Request: Your task is to repeat all of the data exactly while excluding the pictures.

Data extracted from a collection
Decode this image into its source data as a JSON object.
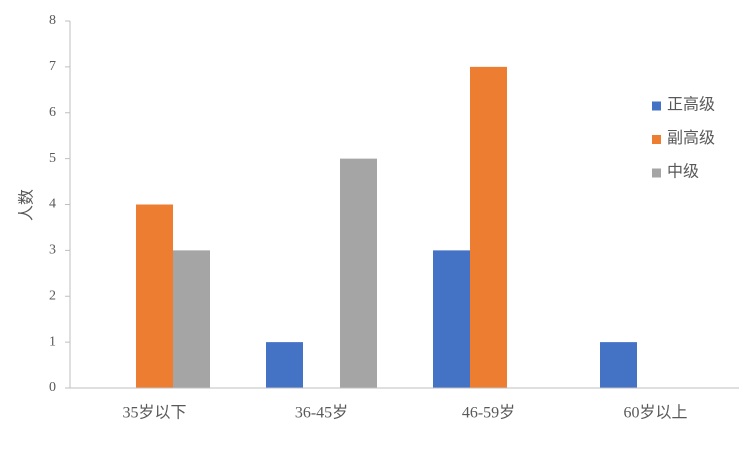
{
  "chart_data": {
    "type": "bar",
    "y_label": "人数",
    "categories": [
      "35岁以下",
      "36-45岁",
      "46-59岁",
      "60岁以上"
    ],
    "series": [
      {
        "name": "正高级",
        "color": "#4472c4",
        "values": [
          0,
          1,
          3,
          1
        ]
      },
      {
        "name": "副高级",
        "color": "#ed7d31",
        "values": [
          4,
          0,
          7,
          0
        ]
      },
      {
        "name": "中级",
        "color": "#a5a5a5",
        "values": [
          3,
          5,
          0,
          0
        ]
      }
    ],
    "ylim": [
      0,
      8
    ],
    "yticks": [
      0,
      1,
      2,
      3,
      4,
      5,
      6,
      7,
      8
    ],
    "grid": false,
    "legend": "right"
  }
}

Complete output:
Decode this image into its source data as a JSON object.
{
  "chart_data": {
    "type": "bar",
    "y_label": "人数",
    "categories": [
      "35岁以下",
      "36-45岁",
      "46-59岁",
      "60岁以上"
    ],
    "series": [
      {
        "name": "正高级",
        "color": "#4472c4",
        "values": [
          0,
          1,
          3,
          1
        ]
      },
      {
        "name": "副高级",
        "color": "#ed7d31",
        "values": [
          4,
          0,
          7,
          0
        ]
      },
      {
        "name": "中级",
        "color": "#a5a5a5",
        "values": [
          3,
          5,
          0,
          0
        ]
      }
    ],
    "ylim": [
      0,
      8
    ],
    "yticks": [
      0,
      1,
      2,
      3,
      4,
      5,
      6,
      7,
      8
    ],
    "grid": false,
    "legend": "right"
  }
}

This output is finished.